• PROBLEM TO WORK ON
Find each line containing the string "campaign". Copy it.

• RECORDS PROVIDED
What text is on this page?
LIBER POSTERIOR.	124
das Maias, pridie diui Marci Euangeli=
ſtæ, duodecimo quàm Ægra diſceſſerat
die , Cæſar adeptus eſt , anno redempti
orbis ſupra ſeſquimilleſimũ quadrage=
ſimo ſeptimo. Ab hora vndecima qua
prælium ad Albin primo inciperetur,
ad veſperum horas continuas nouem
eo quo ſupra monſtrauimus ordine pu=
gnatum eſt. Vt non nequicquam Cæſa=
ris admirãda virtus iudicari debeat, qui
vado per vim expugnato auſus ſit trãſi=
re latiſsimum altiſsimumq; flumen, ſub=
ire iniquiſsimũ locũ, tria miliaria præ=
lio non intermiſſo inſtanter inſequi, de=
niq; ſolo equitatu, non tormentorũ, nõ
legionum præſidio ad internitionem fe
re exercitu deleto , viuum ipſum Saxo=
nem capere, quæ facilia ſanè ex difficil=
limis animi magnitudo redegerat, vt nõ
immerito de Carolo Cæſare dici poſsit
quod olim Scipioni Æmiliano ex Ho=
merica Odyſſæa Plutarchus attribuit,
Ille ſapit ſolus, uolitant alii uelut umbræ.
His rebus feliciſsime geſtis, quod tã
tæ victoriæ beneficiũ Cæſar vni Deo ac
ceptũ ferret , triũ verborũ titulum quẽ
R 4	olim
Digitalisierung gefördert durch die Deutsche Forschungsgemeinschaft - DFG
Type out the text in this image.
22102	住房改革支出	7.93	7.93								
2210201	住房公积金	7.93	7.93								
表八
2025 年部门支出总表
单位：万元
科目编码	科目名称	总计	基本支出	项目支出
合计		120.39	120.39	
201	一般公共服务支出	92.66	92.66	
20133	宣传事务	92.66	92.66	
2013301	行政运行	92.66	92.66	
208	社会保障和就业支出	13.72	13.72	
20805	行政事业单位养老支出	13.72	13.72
* * *
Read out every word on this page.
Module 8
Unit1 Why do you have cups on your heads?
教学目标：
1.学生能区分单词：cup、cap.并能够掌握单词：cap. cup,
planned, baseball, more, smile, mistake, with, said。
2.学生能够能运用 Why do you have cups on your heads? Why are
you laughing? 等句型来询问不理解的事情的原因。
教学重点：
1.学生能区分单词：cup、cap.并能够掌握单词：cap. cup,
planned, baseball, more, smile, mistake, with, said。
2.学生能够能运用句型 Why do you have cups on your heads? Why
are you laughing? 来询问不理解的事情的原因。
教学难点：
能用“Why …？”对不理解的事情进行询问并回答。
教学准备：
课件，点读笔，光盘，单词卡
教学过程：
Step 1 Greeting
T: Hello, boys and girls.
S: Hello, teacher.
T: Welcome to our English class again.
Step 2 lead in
==
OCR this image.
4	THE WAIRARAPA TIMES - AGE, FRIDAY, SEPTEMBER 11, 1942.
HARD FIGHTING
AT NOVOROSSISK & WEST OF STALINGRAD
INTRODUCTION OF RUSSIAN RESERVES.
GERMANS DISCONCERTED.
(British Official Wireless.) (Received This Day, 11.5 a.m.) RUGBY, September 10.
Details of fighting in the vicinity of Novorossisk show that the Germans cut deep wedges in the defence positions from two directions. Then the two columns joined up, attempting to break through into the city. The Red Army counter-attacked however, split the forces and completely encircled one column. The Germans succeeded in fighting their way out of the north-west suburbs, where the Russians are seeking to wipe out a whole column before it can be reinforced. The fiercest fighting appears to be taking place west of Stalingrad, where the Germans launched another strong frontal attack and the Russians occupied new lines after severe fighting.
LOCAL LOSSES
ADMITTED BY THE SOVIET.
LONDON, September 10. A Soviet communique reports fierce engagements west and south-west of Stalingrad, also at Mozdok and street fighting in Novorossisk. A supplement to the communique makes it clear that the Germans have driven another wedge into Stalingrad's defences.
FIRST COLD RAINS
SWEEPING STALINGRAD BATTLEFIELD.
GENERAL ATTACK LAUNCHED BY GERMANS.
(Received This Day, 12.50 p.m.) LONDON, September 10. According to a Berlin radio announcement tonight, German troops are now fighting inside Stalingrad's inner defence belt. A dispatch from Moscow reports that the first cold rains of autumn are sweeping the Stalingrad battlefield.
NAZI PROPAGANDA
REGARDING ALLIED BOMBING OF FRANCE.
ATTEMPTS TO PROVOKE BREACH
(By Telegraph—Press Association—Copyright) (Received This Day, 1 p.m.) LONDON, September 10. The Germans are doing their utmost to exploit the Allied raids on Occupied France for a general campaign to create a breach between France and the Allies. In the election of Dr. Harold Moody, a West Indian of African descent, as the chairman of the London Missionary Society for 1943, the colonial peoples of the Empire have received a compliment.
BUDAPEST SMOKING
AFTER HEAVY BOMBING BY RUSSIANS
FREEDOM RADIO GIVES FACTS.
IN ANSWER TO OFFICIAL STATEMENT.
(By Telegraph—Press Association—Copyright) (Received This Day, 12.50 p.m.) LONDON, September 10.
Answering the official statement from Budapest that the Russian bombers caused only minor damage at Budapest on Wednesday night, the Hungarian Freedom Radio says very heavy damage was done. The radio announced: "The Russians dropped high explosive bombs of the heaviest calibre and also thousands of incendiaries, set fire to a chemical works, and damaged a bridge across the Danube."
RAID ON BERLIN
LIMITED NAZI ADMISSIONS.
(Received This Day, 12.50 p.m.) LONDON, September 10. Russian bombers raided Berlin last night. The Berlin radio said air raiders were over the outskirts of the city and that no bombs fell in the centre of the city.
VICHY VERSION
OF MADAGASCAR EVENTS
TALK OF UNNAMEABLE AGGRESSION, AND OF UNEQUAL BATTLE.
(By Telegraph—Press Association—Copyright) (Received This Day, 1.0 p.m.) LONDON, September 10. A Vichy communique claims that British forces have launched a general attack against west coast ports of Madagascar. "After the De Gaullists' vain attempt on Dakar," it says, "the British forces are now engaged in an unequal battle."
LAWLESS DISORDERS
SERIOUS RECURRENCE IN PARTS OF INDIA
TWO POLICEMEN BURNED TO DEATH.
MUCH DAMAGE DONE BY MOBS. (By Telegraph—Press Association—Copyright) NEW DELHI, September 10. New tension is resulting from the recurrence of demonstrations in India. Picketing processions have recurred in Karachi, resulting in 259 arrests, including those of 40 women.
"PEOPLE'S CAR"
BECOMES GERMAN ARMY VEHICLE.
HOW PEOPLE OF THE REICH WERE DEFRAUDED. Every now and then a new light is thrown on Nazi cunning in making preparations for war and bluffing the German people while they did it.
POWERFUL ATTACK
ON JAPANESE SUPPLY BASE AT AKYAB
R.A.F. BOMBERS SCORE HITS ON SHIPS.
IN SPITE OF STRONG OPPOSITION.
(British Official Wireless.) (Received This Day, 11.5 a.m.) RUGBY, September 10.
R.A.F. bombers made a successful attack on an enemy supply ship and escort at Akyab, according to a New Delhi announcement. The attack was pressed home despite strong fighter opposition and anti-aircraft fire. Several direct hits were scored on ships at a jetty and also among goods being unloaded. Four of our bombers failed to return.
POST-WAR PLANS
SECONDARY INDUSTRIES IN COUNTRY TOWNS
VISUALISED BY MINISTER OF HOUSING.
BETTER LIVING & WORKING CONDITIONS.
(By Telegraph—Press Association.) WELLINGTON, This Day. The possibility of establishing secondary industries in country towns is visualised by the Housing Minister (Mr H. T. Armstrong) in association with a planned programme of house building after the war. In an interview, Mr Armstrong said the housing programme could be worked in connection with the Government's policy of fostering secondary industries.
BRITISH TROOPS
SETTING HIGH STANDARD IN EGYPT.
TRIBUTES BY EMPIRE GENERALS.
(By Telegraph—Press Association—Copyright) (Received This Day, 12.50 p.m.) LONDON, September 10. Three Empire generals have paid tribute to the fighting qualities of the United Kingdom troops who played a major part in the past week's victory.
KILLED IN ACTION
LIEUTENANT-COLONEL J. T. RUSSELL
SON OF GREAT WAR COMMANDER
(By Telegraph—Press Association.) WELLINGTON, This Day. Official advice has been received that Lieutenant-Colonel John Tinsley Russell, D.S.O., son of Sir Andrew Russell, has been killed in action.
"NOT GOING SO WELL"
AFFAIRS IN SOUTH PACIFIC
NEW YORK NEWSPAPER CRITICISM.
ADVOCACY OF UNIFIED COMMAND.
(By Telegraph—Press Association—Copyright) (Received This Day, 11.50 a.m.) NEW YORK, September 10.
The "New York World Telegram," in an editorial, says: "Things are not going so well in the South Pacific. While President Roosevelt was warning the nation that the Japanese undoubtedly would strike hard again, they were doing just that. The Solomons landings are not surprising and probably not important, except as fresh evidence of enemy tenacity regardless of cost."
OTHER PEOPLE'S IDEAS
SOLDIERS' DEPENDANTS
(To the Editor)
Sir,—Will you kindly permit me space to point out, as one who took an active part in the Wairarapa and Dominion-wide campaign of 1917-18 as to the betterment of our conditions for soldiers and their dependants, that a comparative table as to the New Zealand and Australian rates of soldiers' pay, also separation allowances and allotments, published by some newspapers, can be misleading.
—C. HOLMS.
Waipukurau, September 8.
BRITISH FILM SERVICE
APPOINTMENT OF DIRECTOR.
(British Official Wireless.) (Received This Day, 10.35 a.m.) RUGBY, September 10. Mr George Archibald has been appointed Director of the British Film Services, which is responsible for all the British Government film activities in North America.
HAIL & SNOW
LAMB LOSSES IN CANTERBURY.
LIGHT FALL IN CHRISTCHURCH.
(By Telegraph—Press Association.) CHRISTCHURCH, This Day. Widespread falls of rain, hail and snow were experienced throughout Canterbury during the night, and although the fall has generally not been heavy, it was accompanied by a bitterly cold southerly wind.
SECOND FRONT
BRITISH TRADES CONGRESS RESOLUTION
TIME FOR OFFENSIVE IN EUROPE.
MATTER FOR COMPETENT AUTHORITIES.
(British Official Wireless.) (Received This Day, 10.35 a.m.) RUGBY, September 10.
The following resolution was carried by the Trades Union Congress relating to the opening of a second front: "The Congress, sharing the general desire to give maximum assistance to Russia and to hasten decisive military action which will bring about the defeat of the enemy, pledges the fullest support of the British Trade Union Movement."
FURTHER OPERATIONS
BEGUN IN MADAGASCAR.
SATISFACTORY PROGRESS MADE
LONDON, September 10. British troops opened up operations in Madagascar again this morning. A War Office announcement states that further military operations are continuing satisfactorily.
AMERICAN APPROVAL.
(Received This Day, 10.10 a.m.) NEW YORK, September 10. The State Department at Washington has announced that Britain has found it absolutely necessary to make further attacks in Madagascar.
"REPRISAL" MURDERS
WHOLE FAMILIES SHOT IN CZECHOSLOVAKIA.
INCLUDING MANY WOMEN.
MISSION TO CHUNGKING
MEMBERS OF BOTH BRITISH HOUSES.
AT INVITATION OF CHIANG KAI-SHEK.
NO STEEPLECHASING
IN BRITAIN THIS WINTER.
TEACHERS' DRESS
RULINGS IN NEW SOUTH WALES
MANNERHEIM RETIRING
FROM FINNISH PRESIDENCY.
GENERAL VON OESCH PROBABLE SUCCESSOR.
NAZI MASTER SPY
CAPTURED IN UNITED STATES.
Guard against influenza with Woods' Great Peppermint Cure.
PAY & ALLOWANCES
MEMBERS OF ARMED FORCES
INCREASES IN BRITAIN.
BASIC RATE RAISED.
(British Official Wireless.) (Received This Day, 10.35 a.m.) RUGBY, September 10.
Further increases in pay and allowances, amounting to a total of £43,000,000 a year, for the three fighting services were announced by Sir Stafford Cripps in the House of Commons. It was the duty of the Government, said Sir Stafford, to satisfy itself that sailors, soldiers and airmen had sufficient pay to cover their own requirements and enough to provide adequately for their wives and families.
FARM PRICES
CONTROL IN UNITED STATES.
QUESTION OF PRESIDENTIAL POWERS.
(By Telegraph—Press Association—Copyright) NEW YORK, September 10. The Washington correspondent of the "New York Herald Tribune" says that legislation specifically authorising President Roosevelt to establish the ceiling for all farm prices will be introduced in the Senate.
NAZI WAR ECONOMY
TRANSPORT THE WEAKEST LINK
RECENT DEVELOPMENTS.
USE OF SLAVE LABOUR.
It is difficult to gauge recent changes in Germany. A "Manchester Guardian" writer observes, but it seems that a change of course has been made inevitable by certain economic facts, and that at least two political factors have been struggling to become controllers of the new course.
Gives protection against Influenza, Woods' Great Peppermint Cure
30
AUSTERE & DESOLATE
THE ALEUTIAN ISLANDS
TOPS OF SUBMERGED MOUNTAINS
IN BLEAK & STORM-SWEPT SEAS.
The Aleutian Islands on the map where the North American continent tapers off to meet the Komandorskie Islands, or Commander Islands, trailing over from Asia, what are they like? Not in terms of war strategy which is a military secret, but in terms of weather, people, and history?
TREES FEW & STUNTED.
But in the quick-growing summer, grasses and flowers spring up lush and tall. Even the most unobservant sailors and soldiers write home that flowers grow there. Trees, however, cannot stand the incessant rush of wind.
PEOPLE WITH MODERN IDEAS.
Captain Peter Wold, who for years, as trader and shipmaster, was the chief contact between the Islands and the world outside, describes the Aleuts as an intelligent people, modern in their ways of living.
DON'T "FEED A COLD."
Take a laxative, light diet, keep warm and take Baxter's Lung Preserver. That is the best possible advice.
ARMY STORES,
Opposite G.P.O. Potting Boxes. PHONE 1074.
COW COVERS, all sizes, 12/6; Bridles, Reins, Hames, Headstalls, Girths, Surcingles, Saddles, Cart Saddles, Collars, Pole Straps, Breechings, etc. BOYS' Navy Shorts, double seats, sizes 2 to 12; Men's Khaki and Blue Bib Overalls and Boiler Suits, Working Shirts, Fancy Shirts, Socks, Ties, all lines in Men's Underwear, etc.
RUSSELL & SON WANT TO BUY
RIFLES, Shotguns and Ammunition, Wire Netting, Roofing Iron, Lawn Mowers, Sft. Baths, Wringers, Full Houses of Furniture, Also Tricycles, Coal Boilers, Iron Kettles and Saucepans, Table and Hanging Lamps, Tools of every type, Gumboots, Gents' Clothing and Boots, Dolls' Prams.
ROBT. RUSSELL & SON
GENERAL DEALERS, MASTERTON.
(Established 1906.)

• ANSWER FOR THE TASK
(By Telegraph—Press Association—Copyright) (Received This Day, 1 p.m.) LONDON, September 10. The Germans are doing their utmost to exploit the Allied raids on Occupied France for a general campaign to create a breach between France and the Allies. In the election of Dr. Harold Moody, a West Indian of African descent, as the chairman of the London Missionary Society for 1943, the colonial peoples of the Empire have received a compliment.
Sir,—Will you kindly permit me space to point out, as one who took an active part in the Wairarapa and Dominion-wide campaign of 1917-18 as to the betterment of our conditions for soldiers and their dependants, that a comparative table as to the New Zealand and Australian rates of soldiers' pay, also separation allowances and allotments, published by some newspapers, can be misleading.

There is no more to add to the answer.